What to produce: Pull out each line of the data that includes the word "аренды".

[Stored items]
# # # # #

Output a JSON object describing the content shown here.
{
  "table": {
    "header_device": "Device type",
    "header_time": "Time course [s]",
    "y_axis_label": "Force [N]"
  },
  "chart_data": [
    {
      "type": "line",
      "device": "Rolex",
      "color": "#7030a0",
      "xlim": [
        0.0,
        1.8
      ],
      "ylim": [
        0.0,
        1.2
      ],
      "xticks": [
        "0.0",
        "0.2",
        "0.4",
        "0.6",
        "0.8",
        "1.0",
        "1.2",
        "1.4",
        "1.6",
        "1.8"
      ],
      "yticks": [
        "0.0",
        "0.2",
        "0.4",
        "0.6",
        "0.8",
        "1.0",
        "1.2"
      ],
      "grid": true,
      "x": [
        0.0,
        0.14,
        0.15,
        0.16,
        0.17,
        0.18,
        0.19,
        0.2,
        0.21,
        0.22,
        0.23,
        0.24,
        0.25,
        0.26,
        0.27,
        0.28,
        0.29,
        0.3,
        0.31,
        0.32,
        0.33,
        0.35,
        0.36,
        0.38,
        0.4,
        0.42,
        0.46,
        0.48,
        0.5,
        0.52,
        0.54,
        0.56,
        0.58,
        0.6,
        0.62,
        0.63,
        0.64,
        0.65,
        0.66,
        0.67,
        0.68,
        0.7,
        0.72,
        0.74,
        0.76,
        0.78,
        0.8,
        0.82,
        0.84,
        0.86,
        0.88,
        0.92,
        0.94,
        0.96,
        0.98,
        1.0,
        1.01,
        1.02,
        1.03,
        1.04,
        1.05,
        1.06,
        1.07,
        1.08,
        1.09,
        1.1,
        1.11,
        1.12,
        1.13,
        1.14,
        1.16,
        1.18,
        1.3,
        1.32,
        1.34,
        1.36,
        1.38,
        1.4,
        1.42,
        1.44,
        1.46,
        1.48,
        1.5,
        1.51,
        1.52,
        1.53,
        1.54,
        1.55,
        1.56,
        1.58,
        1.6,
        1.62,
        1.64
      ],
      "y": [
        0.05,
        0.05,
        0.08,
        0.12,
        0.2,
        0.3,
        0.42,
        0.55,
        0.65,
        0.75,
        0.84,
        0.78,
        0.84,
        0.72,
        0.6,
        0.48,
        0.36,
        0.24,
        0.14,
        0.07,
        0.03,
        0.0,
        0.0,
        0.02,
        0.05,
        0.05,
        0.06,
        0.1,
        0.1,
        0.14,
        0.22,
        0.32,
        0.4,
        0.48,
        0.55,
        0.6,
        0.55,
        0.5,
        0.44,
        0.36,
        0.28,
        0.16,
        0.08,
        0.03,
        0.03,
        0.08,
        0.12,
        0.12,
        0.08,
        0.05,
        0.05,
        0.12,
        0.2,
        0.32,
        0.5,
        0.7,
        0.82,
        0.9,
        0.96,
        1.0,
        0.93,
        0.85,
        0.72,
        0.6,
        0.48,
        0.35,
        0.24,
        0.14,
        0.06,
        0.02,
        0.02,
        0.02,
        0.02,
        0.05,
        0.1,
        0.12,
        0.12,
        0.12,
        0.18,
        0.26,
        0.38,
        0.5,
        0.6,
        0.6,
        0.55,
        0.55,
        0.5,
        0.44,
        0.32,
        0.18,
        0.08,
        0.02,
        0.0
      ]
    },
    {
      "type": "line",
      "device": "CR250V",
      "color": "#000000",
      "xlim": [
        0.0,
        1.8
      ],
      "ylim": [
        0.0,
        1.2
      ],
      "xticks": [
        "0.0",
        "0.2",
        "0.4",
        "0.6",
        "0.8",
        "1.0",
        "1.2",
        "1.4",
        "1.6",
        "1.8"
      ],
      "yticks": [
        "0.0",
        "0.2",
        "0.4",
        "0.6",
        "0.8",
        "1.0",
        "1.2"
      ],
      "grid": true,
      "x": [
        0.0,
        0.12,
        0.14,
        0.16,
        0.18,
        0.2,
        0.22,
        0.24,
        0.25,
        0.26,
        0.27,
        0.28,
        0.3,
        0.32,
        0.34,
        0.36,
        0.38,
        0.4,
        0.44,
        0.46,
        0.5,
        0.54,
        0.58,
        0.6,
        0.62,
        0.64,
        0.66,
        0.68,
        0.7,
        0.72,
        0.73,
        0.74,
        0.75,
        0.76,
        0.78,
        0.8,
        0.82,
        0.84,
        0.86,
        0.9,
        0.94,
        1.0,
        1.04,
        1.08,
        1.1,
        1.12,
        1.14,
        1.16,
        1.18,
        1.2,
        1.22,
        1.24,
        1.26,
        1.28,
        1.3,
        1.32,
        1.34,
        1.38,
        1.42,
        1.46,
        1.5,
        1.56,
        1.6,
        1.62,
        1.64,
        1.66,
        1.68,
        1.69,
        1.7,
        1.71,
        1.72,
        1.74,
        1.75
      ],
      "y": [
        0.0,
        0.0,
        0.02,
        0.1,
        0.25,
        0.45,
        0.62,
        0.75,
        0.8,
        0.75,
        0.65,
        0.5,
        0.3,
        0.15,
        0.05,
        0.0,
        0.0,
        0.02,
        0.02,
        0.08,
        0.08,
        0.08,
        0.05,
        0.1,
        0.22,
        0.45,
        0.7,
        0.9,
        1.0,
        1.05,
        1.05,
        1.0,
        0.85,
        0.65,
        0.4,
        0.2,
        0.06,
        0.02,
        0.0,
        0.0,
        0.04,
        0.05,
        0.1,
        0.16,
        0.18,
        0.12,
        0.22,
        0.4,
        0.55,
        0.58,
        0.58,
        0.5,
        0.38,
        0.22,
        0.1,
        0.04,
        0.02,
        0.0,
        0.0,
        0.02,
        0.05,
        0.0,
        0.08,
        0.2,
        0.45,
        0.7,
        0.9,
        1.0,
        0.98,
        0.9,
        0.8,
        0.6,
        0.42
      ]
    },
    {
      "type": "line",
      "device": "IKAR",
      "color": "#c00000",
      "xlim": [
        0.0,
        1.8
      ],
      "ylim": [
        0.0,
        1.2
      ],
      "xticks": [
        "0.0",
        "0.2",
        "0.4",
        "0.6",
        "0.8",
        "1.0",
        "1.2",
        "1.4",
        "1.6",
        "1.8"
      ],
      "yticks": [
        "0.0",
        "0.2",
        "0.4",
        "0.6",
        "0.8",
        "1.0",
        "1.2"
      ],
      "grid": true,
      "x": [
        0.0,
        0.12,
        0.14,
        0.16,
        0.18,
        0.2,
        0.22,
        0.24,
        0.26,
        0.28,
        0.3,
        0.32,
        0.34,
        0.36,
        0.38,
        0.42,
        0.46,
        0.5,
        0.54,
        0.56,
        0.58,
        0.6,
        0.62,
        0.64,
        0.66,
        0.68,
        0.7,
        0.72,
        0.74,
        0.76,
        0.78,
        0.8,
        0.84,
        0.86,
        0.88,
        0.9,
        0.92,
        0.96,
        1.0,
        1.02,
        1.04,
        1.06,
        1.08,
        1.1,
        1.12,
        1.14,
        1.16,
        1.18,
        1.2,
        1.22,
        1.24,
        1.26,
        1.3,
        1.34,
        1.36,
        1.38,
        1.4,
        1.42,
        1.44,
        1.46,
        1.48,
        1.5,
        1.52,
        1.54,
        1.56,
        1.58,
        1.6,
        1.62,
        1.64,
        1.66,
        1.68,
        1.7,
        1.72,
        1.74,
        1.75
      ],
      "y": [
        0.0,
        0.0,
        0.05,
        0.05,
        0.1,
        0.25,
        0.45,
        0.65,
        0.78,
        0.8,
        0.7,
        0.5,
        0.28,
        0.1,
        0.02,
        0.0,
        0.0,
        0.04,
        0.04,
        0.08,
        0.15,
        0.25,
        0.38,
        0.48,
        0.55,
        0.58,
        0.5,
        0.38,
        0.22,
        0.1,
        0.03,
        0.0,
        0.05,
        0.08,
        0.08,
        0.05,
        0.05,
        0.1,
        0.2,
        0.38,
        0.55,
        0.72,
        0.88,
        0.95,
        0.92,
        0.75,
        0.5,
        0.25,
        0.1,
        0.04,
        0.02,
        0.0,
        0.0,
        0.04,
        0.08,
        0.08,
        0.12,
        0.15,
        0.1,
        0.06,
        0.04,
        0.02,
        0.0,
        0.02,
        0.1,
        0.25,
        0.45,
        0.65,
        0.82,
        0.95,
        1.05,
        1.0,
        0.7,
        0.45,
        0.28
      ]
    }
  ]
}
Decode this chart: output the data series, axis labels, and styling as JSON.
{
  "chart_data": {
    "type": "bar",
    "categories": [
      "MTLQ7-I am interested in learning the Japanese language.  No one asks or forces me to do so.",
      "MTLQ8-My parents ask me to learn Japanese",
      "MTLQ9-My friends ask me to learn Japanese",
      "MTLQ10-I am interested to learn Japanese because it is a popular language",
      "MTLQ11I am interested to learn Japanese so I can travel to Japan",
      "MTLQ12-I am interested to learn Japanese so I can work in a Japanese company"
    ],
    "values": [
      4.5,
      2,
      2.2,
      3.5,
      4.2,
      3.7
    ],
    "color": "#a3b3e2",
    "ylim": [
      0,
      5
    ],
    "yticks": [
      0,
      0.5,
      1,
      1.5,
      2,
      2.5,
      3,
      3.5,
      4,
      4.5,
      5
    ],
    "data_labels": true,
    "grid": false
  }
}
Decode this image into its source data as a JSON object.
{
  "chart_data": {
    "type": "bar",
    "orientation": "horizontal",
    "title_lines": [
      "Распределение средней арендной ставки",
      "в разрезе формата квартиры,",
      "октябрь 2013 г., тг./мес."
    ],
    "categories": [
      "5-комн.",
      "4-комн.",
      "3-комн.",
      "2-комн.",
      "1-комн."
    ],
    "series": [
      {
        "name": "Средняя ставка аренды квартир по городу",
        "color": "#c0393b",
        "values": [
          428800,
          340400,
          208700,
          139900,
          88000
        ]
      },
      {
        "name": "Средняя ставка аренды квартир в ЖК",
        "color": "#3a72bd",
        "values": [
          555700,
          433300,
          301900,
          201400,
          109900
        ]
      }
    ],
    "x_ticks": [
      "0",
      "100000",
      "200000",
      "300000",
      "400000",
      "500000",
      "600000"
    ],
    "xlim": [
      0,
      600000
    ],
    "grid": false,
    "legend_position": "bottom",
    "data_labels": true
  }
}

# # # # #

Solution to the exercise:
        "name": "Средняя ставка аренды квартир по городу",
        "name": "Средняя ставка аренды квартир в ЖК",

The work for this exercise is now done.